▶ **The problem**: Take the records underneath and set them down exactly.

▶ **Material provided**:
— START —

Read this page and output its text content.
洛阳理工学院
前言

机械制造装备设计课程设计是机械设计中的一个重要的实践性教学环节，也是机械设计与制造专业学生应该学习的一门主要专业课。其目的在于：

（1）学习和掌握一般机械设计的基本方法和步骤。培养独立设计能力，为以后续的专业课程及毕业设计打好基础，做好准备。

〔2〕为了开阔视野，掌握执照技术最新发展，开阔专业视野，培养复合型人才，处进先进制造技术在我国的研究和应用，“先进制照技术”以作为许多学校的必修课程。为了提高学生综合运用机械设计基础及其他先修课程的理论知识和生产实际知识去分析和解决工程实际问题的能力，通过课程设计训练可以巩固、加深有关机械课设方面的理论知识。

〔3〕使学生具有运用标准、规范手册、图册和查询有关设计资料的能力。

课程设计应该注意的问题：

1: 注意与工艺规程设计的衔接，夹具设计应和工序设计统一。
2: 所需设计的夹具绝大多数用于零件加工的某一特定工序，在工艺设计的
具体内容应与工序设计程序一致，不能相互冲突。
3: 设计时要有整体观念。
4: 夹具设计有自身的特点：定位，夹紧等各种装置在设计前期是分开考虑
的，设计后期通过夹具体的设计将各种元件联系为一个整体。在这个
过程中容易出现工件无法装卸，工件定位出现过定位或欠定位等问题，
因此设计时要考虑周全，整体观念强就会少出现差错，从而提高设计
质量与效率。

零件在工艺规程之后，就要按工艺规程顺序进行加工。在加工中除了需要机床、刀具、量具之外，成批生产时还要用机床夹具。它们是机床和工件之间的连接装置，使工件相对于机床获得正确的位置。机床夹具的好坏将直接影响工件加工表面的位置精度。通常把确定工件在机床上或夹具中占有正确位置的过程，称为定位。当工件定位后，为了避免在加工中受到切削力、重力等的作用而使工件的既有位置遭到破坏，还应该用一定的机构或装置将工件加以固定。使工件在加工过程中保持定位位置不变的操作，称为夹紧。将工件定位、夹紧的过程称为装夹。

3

— END —

▶ **Output for this task**:
Read this page and output its text content.
洛阳理工学院
前言

机械制造装备设计课程设计是机械设计中的一个重要的实践性教学环节，也是机械设计与制造专业学生应该学习的一门主要专业课。其目的在于：

（1）学习和掌握一般机械设计的基本方法和步骤。培养独立设计能力，为以后续的专业课程及毕业设计打好基础，做好准备。

〔2〕为了开阔视野，掌握执照技术最新发展，开阔专业视野，培养复合型人才，处进先进制造技术在我国的研究和应用，“先进制照技术”以作为许多学校的必修课程。为了提高学生综合运用机械设计基础及其他先修课程的理论知识和生产实际知识去分析和解决工程实际问题的能力，通过课程设计训练可以巩固、加深有关机械课设方面的理论知识。

〔3〕使学生具有运用标准、规范手册、图册和查询有关设计资料的能力。

课程设计应该注意的问题：

1: 注意与工艺规程设计的衔接，夹具设计应和工序设计统一。
2: 所需设计的夹具绝大多数用于零件加工的某一特定工序，在工艺设计的
具体内容应与工序设计程序一致，不能相互冲突。
3: 设计时要有整体观念。
4: 夹具设计有自身的特点：定位，夹紧等各种装置在设计前期是分开考虑
的，设计后期通过夹具体的设计将各种元件联系为一个整体。在这个
过程中容易出现工件无法装卸，工件定位出现过定位或欠定位等问题，
因此设计时要考虑周全，整体观念强就会少出现差错，从而提高设计
质量与效率。

零件在工艺规程之后，就要按工艺规程顺序进行加工。在加工中除了需要机床、刀具、量具之外，成批生产时还要用机床夹具。它们是机床和工件之间的连接装置，使工件相对于机床获得正确的位置。机床夹具的好坏将直接影响工件加工表面的位置精度。通常把确定工件在机床上或夹具中占有正确位置的过程，称为定位。当工件定位后，为了避免在加工中受到切削力、重力等的作用而使工件的既有位置遭到破坏，还应该用一定的机构或装置将工件加以固定。使工件在加工过程中保持定位位置不变的操作，称为夹紧。将工件定位、夹紧的过程称为装夹。

3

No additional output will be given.